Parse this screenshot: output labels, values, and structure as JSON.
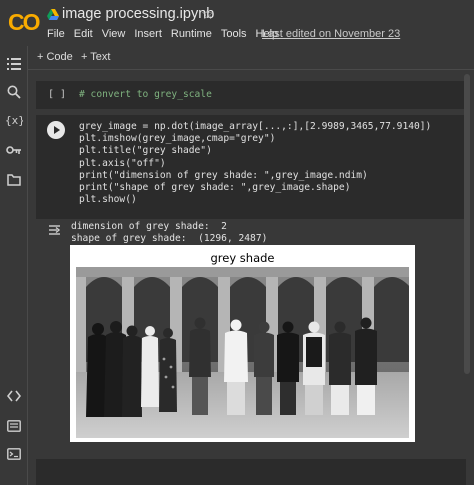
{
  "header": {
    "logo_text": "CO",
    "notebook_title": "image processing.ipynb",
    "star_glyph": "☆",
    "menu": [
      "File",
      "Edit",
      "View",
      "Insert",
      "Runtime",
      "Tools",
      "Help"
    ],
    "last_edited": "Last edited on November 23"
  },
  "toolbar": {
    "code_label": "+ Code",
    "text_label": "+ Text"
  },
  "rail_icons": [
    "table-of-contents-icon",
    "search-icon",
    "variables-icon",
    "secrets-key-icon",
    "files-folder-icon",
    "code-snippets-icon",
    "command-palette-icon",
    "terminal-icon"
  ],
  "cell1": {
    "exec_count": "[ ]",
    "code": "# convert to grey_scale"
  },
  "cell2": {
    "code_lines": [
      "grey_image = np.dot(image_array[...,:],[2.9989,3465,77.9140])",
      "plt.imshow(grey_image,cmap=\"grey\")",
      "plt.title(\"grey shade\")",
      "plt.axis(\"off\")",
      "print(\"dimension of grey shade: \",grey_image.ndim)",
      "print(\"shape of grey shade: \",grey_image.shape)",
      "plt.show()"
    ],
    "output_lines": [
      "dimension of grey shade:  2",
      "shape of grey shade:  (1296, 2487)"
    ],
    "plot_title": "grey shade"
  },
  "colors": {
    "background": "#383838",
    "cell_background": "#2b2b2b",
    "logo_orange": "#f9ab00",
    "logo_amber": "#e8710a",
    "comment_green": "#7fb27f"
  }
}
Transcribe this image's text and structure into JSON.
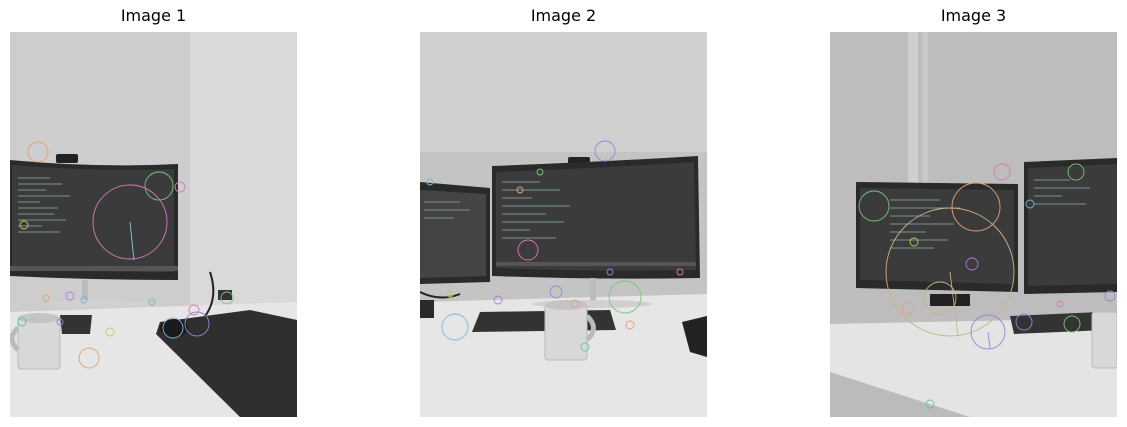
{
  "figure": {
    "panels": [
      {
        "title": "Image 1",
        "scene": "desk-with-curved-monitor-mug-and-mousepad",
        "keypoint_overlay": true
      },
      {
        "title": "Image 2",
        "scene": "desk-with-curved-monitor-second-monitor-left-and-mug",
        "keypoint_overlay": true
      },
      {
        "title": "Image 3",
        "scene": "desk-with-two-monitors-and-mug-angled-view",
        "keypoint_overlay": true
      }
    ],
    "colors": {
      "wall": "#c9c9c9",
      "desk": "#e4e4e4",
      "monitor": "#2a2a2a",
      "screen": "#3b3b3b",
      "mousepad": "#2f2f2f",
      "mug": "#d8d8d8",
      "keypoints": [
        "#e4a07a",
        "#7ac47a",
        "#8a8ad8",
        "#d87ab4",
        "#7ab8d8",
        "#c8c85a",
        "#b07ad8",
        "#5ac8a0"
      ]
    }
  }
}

--*--

WHAT THE TASK REQUIRES :: Reproduce each line of the material containing the word "mousepad".

COMPLETED EXERCISE ::
        "scene": "desk-with-curved-monitor-mug-and-mousepad",
      "mousepad": "#2f2f2f",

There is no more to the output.